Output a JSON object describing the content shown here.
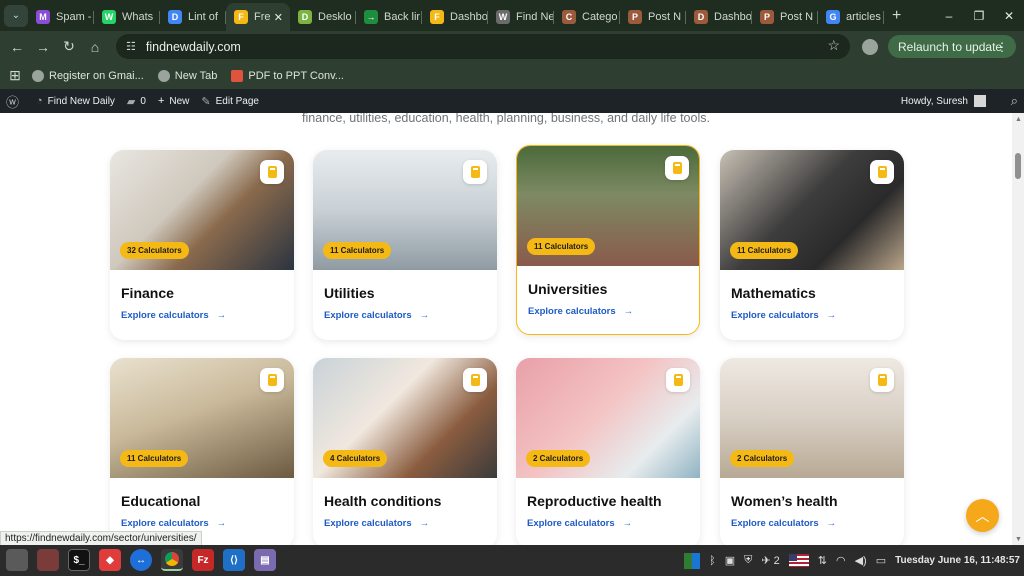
{
  "browser": {
    "tabs": [
      {
        "title": "Spam -",
        "fav_color": "#8a4dd8",
        "fav_glyph": "M"
      },
      {
        "title": "Whats",
        "fav_color": "#25d366",
        "fav_glyph": "W"
      },
      {
        "title": "Lint of",
        "fav_color": "#4285f4",
        "fav_glyph": "D"
      },
      {
        "title": "Fre",
        "fav_color": "#f5b916",
        "fav_glyph": "F",
        "active": true
      },
      {
        "title": "Desklo",
        "fav_color": "#7cb342",
        "fav_glyph": "D"
      },
      {
        "title": "Back lir",
        "fav_color": "#1e8e3e",
        "fav_glyph": "→"
      },
      {
        "title": "Dashbo",
        "fav_color": "#f5b916",
        "fav_glyph": "F"
      },
      {
        "title": "Find Ne",
        "fav_color": "#6b6b6b",
        "fav_glyph": "W"
      },
      {
        "title": "Catego",
        "fav_color": "#9c5a3c",
        "fav_glyph": "C"
      },
      {
        "title": "Post N",
        "fav_color": "#9c5a3c",
        "fav_glyph": "P"
      },
      {
        "title": "Dashbo",
        "fav_color": "#9c5a3c",
        "fav_glyph": "D"
      },
      {
        "title": "Post N",
        "fav_color": "#9c5a3c",
        "fav_glyph": "P"
      },
      {
        "title": "articles",
        "fav_color": "#4285f4",
        "fav_glyph": "G"
      }
    ],
    "url": "findnewdaily.com",
    "relaunch_label": "Relaunch to update",
    "bookmarks": [
      {
        "label": "Register on Gmai...",
        "color": "#9aa39c"
      },
      {
        "label": "New Tab",
        "color": "#9aa39c"
      },
      {
        "label": "PDF to PPT Conv...",
        "color": "#e0533d"
      }
    ]
  },
  "wp_admin": {
    "site_name": "Find New Daily",
    "comments_count": "0",
    "new_label": "New",
    "edit_label": "Edit Page",
    "howdy": "Howdy, Suresh"
  },
  "page": {
    "intro_text": "finance, utilities, education, health, planning, business, and daily life tools.",
    "explore_label": "Explore calculators",
    "arrow": "→",
    "sectors": [
      {
        "name": "Finance",
        "badge": "32 Calculators"
      },
      {
        "name": "Utilities",
        "badge": "11 Calculators"
      },
      {
        "name": "Universities",
        "badge": "11 Calculators",
        "highlight": true
      },
      {
        "name": "Mathematics",
        "badge": "11 Calculators"
      },
      {
        "name": "Educational",
        "badge": "11 Calculators"
      },
      {
        "name": "Health conditions",
        "badge": "4 Calculators"
      },
      {
        "name": "Reproductive health",
        "badge": "2 Calculators"
      },
      {
        "name": "Women’s health",
        "badge": "2 Calculators"
      }
    ]
  },
  "status_url": "https://findnewdaily.com/sector/universities/",
  "taskbar": {
    "notif_count": "2",
    "clock": "Tuesday June 16, 11:48:57"
  },
  "colors": {
    "accent": "#f5b916",
    "link": "#1e5bc6"
  }
}
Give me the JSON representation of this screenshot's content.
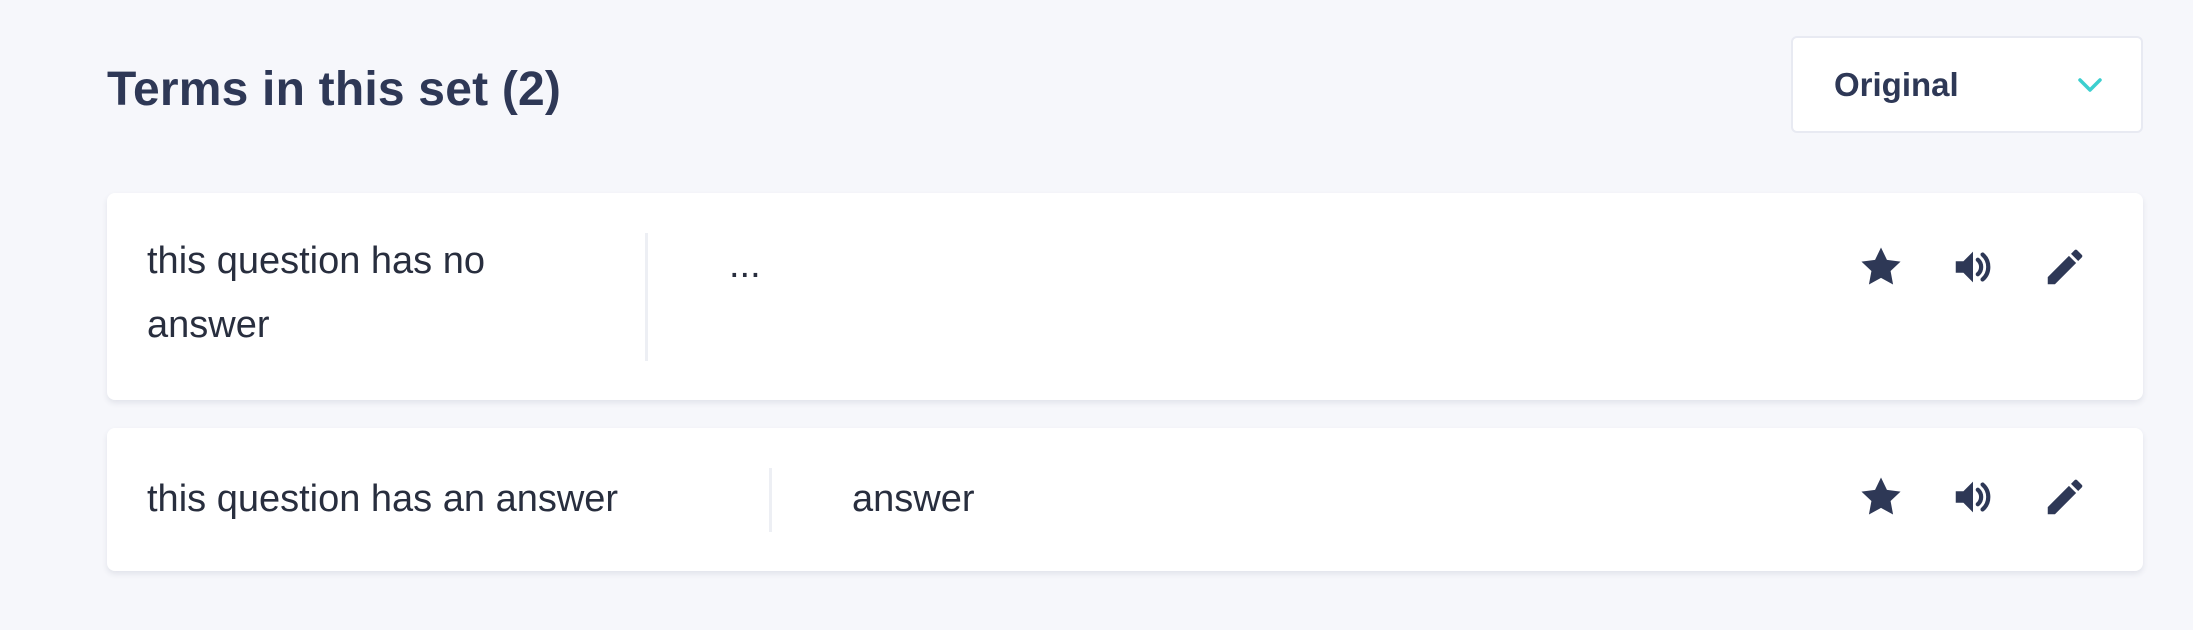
{
  "header": {
    "title": "Terms in this set (2)",
    "sort_select": {
      "selected": "Original"
    }
  },
  "colors": {
    "background": "#f6f7fb",
    "card": "#ffffff",
    "text": "#2e3856",
    "chevron_accent": "#3ccfcf"
  },
  "terms": [
    {
      "term": "this question has no answer",
      "definition": "..."
    },
    {
      "term": "this question has an answer",
      "definition": "answer"
    }
  ],
  "row_actions": {
    "icons": [
      "star-icon",
      "speaker-icon",
      "pencil-icon"
    ]
  }
}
********************
TO DO
From the entries, copy out each line containing the word "question".

OUTPUT OF THE EXERCISE
      "term": "this question has no answer",
      "term": "this question has an answer",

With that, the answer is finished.